--- Start of EXTRACTED RECORDS ---

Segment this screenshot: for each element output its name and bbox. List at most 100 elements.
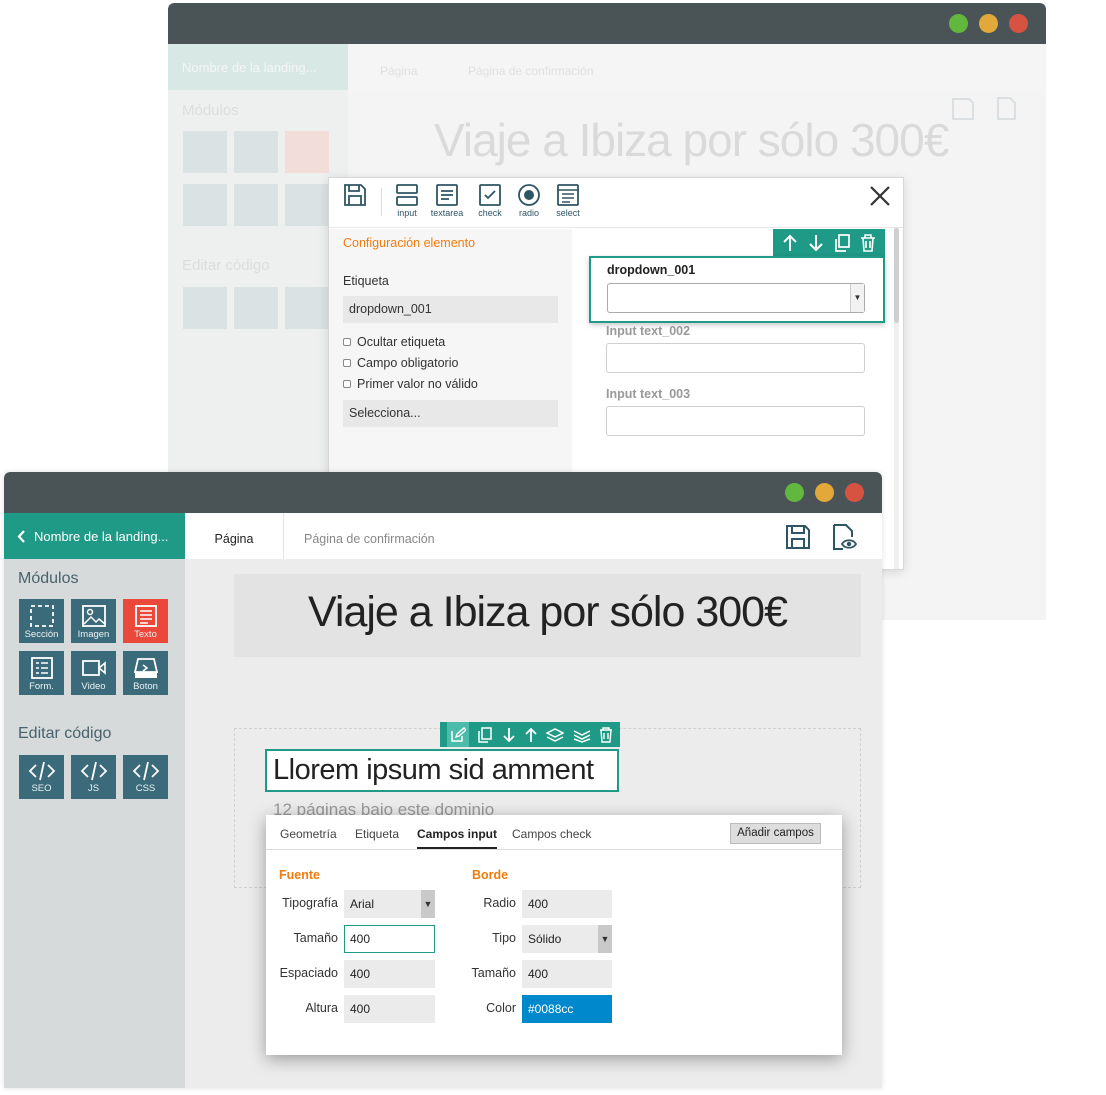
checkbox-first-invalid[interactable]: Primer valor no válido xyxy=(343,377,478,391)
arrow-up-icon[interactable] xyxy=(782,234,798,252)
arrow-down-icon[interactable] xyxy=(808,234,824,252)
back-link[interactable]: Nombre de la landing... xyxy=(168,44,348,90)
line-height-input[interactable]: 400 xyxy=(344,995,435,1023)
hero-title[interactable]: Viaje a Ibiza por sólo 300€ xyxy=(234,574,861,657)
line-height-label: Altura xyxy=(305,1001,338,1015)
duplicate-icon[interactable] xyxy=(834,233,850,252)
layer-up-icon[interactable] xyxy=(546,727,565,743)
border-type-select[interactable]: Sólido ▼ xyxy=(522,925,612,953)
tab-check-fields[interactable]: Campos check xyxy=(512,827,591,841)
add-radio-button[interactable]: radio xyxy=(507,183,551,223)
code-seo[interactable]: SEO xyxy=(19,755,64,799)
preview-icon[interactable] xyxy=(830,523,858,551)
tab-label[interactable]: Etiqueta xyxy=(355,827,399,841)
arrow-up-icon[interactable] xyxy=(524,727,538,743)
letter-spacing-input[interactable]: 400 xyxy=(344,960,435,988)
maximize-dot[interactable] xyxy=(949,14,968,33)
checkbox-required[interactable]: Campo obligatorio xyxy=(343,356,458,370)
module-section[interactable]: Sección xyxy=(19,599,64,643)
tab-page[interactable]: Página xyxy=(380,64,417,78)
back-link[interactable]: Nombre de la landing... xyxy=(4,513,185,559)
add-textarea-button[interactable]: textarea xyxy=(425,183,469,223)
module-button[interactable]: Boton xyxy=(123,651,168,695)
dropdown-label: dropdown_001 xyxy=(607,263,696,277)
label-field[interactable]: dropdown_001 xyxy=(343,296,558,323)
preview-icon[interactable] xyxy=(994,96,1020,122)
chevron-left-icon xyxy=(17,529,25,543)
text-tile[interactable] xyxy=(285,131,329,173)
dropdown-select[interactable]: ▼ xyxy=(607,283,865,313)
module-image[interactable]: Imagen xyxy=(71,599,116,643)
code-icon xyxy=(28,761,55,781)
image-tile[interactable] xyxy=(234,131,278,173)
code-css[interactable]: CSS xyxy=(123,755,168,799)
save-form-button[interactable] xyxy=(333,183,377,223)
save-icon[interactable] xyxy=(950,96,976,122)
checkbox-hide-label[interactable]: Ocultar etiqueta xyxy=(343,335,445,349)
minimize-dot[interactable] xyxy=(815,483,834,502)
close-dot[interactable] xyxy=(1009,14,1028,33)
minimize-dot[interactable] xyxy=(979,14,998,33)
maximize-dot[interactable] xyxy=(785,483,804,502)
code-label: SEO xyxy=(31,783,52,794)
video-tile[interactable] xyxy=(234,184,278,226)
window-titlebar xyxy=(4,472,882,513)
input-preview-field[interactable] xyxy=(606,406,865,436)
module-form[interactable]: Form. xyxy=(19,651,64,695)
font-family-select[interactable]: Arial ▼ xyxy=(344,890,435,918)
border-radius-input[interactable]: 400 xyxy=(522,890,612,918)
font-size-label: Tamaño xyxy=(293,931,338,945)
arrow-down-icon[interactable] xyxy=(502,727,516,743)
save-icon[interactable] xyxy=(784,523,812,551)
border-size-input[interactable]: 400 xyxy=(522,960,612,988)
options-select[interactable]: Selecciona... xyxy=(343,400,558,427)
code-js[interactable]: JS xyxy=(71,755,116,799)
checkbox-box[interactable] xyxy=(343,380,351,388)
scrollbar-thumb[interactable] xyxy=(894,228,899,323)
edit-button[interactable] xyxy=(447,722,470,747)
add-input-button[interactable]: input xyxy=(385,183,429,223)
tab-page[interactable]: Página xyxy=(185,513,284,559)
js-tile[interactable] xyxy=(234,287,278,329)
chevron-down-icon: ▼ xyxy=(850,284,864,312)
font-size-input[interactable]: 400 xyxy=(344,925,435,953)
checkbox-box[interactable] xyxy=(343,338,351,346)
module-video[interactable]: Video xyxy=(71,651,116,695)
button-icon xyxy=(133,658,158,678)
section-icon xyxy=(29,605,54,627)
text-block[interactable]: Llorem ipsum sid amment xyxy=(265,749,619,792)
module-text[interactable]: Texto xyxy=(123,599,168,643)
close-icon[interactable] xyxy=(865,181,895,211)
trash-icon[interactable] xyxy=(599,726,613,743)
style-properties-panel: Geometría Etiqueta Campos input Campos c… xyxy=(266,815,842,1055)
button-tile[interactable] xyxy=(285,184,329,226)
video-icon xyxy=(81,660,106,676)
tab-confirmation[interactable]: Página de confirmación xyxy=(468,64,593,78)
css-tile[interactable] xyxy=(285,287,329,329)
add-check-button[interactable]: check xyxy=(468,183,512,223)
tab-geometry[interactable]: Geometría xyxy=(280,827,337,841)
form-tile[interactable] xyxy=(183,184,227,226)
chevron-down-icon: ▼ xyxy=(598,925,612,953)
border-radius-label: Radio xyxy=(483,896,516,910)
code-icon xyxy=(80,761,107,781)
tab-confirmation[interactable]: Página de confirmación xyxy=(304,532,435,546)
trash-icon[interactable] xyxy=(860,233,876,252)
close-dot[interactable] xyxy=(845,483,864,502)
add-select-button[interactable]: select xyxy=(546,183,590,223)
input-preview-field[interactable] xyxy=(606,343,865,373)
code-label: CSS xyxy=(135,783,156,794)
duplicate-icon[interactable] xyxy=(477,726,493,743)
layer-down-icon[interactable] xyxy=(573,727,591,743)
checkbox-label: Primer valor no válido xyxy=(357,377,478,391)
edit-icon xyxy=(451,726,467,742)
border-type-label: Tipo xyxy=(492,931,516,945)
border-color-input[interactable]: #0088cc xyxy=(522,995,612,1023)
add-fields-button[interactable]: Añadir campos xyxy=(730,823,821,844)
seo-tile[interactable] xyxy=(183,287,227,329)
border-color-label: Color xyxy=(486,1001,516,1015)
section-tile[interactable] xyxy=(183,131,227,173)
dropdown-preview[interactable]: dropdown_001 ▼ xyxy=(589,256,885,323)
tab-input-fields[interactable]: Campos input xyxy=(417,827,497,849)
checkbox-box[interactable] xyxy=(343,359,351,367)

--- End of EXTRACTED RECORDS ---
--- Start of EXTRACTED RECORDS ---

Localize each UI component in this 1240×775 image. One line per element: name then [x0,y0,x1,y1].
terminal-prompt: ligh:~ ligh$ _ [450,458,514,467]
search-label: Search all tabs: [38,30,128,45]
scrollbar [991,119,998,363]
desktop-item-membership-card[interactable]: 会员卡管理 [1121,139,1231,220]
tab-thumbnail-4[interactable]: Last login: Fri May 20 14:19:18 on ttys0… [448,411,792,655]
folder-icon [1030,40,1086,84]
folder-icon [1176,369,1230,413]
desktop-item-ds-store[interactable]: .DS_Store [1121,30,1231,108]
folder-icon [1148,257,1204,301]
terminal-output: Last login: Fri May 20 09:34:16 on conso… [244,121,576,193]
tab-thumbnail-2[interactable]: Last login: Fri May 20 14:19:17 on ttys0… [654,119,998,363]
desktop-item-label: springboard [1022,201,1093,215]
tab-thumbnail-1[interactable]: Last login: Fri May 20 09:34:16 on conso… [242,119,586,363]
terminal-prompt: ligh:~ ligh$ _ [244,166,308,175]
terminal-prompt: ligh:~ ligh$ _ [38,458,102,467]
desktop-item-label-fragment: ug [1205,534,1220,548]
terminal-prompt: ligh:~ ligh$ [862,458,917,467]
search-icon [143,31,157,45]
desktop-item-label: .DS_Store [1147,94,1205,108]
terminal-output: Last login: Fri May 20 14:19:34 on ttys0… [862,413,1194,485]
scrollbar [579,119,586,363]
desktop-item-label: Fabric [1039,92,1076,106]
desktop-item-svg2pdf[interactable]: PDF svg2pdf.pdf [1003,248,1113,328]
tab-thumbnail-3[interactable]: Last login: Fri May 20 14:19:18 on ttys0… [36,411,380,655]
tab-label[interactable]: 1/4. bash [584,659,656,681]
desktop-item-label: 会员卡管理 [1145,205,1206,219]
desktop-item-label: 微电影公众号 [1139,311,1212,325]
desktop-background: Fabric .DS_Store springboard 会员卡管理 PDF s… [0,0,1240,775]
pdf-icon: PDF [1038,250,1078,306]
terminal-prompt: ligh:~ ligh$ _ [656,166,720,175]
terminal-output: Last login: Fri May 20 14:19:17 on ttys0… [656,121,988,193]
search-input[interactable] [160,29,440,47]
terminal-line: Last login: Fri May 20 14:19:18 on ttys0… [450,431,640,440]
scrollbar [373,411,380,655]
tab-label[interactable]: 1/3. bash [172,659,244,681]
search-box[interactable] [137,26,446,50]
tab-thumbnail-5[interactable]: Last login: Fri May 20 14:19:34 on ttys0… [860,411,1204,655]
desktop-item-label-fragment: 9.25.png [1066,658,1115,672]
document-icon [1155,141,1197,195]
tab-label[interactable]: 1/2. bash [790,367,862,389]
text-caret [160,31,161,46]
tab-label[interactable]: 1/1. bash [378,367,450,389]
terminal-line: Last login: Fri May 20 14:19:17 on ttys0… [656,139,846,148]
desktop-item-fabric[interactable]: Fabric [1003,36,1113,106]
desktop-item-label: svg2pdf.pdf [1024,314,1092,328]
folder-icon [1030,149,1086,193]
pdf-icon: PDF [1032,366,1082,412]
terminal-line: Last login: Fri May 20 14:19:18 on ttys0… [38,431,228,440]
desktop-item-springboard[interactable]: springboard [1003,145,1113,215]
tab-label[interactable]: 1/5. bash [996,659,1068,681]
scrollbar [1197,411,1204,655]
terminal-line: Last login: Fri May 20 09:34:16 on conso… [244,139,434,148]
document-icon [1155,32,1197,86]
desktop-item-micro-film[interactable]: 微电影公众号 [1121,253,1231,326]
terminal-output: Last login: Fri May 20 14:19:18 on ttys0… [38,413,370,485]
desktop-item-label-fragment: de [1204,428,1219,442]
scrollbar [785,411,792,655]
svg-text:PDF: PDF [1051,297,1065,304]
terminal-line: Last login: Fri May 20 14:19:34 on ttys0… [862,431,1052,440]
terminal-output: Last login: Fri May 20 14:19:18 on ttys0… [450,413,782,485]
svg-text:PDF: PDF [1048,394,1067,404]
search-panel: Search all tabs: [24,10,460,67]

--- End of EXTRACTED RECORDS ---
--- Start of EXTRACTED RECORDS ---

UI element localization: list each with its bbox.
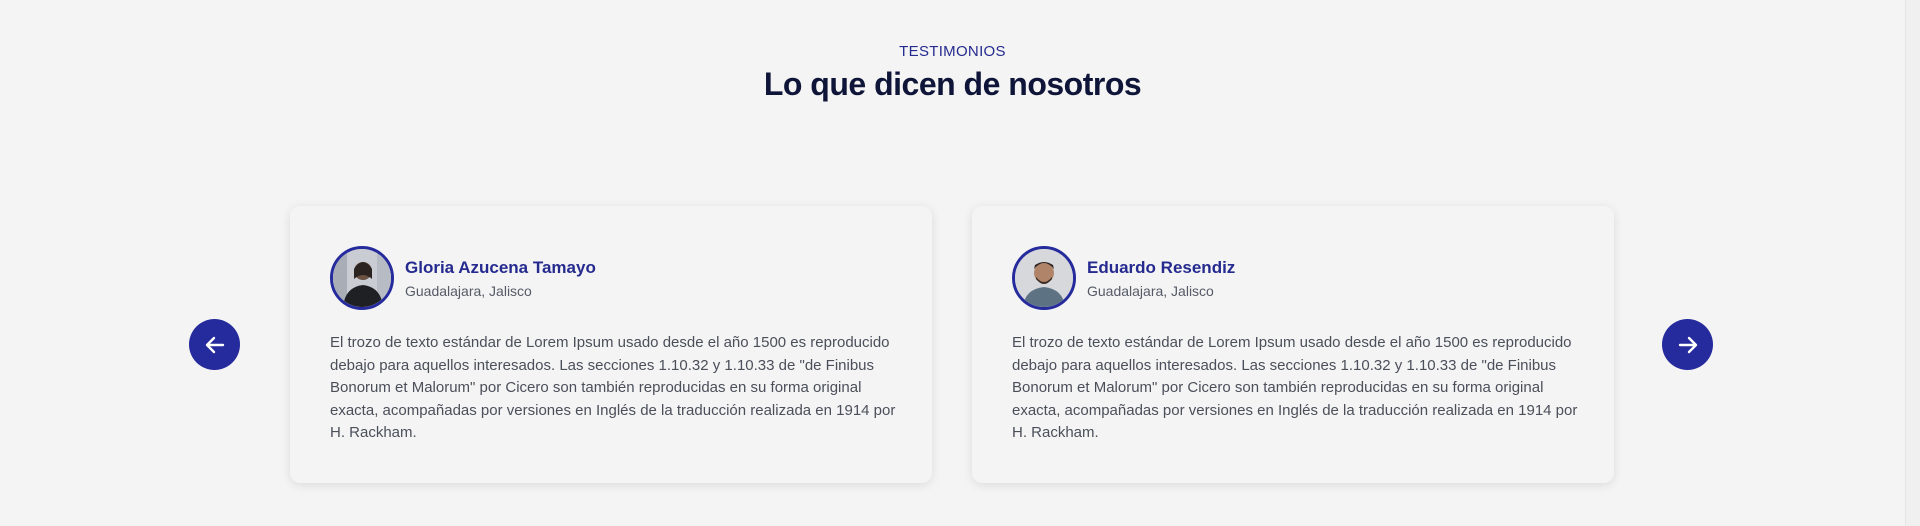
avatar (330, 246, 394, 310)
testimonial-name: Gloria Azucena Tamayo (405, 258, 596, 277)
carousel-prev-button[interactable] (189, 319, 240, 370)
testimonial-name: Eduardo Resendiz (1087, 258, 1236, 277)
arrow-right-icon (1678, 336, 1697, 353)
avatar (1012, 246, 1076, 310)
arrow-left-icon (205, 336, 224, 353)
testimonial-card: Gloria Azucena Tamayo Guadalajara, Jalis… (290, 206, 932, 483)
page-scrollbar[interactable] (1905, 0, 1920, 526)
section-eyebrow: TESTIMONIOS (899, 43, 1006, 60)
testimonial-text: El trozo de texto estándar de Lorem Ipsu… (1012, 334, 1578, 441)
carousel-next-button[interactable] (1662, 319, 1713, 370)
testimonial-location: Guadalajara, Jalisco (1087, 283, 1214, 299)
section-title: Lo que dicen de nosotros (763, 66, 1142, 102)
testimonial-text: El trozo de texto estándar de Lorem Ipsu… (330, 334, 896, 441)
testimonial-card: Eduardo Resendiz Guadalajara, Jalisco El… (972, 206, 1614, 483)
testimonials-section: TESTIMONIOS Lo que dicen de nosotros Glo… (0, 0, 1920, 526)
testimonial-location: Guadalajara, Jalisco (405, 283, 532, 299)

--- End of EXTRACTED RECORDS ---

• TASK REQUIREMENTS
Please transcribe the entries above, starting with the line that contains "avatar (330, 246, 394, 310)" and continuing through the line that contains "334, 1578, 441)".

• RESULT FOR THIS EXERCISE
avatar (330, 246, 394, 310)
testimonial-name: Gloria Azucena Tamayo (405, 258, 596, 277)
carousel-prev-button[interactable] (189, 319, 240, 370)
testimonial-name: Eduardo Resendiz (1087, 258, 1236, 277)
arrow-right-icon (1678, 336, 1697, 353)
avatar (1012, 246, 1076, 310)
arrow-left-icon (205, 336, 224, 353)
testimonial-card: Gloria Azucena Tamayo Guadalajara, Jalis… (290, 206, 932, 483)
page-scrollbar[interactable] (1905, 0, 1920, 526)
section-eyebrow: TESTIMONIOS (899, 43, 1006, 60)
testimonial-text: El trozo de texto estándar de Lorem Ipsu… (1012, 334, 1578, 441)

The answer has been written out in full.